- [GIVEN TASK] Set out each line from the following listing that includes the word "proposed".
-- start --
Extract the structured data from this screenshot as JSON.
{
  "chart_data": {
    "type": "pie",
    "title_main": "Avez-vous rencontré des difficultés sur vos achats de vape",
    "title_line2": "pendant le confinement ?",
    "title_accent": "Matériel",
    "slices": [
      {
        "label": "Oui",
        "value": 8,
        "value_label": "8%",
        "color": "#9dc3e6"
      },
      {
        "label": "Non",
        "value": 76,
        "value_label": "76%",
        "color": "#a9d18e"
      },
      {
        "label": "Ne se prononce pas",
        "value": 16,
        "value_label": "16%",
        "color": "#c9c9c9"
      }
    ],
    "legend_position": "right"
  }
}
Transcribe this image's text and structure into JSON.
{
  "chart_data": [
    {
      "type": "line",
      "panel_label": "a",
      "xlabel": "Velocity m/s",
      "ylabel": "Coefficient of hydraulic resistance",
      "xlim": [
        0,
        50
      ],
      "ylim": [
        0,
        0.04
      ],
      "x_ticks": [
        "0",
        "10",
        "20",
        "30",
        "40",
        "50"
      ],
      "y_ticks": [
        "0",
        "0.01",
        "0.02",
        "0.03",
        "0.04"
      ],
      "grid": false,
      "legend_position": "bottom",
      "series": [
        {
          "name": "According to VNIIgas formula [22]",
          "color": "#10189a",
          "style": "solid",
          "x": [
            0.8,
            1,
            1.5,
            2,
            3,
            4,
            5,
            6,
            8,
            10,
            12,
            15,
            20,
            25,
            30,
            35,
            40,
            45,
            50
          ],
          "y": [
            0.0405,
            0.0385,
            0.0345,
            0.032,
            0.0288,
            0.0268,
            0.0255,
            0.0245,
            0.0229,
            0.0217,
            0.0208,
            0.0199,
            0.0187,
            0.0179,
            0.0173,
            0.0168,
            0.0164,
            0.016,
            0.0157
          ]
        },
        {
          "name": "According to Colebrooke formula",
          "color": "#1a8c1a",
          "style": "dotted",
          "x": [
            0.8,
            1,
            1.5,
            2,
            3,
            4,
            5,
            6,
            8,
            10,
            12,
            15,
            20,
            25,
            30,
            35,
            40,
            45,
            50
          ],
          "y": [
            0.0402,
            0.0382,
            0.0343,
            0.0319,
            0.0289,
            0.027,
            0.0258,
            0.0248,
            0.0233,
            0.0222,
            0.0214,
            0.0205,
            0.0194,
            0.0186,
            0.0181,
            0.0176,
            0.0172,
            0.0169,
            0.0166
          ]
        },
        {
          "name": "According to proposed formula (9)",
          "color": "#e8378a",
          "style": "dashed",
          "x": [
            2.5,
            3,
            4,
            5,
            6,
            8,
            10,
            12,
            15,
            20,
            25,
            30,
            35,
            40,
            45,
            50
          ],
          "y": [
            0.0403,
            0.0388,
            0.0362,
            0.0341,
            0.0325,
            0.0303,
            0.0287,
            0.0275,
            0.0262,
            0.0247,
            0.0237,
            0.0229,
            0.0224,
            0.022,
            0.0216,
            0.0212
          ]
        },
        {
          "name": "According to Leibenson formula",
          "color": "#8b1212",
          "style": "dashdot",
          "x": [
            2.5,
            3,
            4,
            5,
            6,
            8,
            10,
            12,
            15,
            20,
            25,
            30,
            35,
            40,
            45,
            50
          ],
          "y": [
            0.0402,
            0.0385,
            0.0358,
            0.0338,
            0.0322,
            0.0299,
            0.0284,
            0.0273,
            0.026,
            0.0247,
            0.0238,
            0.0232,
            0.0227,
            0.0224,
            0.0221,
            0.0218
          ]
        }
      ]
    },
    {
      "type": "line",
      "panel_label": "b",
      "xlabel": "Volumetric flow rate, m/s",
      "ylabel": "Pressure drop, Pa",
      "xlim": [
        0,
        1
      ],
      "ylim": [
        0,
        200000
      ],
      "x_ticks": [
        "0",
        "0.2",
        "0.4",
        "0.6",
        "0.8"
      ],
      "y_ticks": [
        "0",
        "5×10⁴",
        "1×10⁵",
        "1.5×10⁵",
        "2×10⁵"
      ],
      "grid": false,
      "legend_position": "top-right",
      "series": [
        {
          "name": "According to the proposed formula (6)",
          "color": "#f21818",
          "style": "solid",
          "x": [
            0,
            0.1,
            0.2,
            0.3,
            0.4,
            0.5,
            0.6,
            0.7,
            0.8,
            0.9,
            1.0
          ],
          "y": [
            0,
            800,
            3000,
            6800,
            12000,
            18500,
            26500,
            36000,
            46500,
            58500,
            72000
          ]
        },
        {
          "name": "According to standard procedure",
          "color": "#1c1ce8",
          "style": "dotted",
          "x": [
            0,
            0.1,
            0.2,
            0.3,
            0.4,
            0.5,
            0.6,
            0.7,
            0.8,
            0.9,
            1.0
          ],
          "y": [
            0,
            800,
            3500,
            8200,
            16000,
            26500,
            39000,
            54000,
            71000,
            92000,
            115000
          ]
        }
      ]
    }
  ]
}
-- end --
- [WRITTEN RESPONSE]
          "name": "According to proposed formula (9)",
          "name": "According to the proposed formula (6)",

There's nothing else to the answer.